Task to complete: Tally how many lines hold the string "time". Your reply should be that number alone.

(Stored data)
------------------------------------

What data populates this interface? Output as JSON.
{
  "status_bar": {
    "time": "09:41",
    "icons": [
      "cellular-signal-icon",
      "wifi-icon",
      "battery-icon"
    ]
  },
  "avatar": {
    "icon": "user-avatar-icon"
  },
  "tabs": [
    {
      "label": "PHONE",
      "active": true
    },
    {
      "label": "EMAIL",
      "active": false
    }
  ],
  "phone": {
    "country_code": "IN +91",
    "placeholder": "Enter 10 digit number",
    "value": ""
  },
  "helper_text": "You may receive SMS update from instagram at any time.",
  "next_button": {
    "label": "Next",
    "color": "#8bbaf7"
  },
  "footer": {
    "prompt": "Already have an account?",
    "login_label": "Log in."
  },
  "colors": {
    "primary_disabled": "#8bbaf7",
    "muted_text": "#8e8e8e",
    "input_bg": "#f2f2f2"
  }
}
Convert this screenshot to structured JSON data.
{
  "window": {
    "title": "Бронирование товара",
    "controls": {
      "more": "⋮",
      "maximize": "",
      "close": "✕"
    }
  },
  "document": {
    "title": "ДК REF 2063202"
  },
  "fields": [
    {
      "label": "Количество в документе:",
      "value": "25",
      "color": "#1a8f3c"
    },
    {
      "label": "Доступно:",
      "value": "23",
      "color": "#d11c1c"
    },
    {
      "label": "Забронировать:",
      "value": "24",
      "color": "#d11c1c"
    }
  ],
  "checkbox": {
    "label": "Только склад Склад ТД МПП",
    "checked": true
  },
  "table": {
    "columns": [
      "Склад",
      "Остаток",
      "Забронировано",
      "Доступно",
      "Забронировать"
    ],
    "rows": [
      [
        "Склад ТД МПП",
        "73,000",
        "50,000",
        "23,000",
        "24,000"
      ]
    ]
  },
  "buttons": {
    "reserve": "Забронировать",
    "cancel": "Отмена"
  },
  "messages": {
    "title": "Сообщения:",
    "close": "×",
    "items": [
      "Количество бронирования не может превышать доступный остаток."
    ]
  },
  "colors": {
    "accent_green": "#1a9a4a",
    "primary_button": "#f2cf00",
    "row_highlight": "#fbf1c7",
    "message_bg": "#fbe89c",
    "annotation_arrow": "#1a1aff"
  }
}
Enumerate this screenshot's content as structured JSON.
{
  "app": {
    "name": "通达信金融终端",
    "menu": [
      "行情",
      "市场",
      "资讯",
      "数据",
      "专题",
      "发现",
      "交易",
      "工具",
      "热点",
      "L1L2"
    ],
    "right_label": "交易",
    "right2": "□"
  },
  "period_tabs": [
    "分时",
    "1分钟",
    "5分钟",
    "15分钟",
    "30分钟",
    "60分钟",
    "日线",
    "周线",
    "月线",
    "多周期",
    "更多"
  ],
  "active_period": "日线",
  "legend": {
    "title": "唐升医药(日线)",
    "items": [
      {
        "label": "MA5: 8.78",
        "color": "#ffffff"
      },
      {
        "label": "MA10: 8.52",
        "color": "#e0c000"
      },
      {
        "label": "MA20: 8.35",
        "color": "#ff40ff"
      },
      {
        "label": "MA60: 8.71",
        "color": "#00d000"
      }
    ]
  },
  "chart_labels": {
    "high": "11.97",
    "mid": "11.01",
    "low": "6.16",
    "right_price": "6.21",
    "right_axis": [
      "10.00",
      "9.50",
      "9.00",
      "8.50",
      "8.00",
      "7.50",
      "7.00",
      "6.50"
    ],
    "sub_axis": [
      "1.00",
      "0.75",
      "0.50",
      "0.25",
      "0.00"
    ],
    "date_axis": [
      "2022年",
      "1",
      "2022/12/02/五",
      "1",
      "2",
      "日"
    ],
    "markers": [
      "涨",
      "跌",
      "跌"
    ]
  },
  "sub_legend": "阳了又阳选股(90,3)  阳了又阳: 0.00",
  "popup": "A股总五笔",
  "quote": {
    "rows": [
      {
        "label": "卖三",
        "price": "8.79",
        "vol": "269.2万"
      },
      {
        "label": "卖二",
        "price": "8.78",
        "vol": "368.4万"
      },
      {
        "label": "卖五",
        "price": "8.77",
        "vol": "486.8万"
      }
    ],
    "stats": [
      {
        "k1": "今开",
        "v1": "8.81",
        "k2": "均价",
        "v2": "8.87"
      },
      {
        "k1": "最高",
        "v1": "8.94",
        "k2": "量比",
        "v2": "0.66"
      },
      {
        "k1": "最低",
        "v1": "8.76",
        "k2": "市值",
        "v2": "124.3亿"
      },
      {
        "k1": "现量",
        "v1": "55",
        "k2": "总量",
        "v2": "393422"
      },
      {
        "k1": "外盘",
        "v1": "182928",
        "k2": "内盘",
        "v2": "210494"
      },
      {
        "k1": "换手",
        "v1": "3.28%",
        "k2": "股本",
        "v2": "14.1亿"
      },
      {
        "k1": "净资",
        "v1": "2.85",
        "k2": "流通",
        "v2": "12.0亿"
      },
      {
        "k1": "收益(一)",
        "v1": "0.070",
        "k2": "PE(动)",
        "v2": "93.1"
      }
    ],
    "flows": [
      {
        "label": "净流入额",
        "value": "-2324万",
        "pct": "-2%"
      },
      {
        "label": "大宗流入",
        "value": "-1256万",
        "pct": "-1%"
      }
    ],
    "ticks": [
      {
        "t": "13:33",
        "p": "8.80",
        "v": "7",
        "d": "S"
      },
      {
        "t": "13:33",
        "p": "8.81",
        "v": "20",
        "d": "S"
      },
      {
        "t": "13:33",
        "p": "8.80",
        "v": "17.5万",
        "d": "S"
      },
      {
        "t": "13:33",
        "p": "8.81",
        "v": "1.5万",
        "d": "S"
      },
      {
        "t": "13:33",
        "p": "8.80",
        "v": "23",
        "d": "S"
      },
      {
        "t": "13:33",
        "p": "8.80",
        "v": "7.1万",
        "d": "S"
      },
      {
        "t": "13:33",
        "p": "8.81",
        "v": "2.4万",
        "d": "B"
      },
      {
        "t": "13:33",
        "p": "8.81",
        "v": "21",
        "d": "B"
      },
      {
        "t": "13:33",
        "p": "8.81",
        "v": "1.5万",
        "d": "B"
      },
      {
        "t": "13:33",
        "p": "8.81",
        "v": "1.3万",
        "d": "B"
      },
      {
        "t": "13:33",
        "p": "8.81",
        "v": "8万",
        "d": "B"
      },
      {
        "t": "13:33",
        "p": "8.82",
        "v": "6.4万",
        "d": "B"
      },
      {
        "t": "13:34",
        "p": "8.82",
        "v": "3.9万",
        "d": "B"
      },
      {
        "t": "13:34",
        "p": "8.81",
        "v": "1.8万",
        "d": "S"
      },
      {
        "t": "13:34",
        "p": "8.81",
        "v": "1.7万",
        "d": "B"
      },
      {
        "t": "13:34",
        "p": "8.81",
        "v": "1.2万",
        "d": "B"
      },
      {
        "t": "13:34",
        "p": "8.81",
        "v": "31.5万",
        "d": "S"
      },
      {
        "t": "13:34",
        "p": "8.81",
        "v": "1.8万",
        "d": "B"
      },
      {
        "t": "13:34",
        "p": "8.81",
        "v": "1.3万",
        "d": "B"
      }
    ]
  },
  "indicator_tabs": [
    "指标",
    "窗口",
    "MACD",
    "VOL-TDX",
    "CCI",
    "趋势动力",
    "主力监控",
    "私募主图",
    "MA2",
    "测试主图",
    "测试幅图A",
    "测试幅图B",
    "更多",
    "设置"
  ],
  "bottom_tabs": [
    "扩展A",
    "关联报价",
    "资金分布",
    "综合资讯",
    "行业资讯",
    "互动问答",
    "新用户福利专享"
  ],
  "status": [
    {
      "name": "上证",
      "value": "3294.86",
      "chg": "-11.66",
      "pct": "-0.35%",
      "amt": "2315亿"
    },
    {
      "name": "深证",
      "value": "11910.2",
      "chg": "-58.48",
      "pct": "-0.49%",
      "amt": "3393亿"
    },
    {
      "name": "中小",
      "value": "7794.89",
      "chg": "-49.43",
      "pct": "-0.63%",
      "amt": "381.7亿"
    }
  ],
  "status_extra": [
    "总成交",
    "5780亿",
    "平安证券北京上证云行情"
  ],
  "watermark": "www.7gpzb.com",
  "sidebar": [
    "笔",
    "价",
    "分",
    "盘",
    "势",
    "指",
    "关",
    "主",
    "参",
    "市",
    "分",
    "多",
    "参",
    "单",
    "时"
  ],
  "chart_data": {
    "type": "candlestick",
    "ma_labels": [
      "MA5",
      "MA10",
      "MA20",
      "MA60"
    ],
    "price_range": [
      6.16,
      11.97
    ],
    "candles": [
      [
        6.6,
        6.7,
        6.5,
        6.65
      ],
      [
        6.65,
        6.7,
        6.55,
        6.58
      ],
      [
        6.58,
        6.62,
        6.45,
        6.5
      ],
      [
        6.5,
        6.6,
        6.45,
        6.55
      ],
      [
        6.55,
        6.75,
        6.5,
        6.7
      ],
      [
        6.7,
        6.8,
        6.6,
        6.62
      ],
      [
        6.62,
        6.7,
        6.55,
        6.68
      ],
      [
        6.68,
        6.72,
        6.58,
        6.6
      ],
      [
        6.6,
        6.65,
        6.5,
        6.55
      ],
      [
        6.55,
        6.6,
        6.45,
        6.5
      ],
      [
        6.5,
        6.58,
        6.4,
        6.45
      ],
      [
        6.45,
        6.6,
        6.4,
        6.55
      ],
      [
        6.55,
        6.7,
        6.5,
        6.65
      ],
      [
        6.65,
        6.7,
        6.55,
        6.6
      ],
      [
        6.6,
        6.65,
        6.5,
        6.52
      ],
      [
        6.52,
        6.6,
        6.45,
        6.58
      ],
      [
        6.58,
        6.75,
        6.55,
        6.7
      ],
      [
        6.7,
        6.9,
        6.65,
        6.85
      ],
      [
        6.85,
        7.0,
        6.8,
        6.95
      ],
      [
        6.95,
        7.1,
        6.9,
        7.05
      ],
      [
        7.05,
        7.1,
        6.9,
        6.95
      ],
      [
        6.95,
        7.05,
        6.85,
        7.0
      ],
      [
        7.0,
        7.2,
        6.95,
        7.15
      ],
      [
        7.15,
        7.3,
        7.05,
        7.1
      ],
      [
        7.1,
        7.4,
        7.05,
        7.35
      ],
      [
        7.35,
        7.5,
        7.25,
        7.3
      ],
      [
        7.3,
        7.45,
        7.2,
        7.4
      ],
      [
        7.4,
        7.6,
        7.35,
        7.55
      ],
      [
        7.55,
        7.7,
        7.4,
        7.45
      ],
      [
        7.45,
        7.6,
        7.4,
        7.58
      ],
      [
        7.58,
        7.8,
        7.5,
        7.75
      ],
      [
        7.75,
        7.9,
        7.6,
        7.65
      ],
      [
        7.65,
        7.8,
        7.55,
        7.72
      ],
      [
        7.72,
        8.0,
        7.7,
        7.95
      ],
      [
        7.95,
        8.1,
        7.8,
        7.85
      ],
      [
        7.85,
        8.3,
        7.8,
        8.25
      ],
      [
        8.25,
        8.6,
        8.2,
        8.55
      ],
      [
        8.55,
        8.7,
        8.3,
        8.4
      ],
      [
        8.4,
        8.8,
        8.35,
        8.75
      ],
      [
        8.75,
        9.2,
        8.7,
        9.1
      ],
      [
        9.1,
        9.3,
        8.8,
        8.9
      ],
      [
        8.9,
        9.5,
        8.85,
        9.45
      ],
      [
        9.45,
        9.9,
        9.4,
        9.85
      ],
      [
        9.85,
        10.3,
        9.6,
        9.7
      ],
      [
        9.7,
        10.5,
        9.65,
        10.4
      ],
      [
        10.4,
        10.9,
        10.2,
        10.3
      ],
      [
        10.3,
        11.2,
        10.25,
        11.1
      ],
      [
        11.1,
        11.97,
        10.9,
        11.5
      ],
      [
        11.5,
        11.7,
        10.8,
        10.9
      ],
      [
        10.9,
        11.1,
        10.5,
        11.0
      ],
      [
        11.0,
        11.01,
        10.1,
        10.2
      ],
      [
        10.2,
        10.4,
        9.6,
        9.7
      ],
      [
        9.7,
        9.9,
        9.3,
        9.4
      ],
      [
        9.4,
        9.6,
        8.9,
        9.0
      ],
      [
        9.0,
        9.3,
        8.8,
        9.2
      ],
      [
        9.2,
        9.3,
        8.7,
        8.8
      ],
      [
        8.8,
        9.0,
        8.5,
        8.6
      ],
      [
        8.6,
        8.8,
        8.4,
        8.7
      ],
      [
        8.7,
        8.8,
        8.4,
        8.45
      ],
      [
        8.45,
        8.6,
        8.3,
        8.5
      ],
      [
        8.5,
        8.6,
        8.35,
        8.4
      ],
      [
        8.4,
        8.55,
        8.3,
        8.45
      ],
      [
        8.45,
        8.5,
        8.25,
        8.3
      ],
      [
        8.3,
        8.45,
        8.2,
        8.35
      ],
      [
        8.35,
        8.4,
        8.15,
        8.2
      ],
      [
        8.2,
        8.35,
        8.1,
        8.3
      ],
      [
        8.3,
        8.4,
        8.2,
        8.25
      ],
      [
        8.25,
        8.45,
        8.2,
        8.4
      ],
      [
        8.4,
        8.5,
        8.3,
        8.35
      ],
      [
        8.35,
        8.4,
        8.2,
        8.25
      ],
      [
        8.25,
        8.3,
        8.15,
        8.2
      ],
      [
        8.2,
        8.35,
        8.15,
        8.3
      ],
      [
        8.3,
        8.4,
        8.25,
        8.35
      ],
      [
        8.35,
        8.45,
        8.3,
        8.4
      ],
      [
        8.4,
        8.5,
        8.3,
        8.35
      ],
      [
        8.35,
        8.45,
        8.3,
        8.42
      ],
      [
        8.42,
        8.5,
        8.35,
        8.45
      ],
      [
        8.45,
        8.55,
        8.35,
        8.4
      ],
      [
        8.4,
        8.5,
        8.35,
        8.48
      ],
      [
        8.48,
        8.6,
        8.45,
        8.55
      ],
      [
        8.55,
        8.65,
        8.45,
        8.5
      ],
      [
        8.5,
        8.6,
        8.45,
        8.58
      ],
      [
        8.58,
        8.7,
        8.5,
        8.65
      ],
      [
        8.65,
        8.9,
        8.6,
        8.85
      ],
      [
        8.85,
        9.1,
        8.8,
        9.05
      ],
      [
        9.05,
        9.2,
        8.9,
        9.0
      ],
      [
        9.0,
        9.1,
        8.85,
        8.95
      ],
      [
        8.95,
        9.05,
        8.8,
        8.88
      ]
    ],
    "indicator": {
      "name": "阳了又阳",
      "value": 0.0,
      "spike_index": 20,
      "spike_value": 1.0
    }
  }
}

------------------------------------

Result below: 2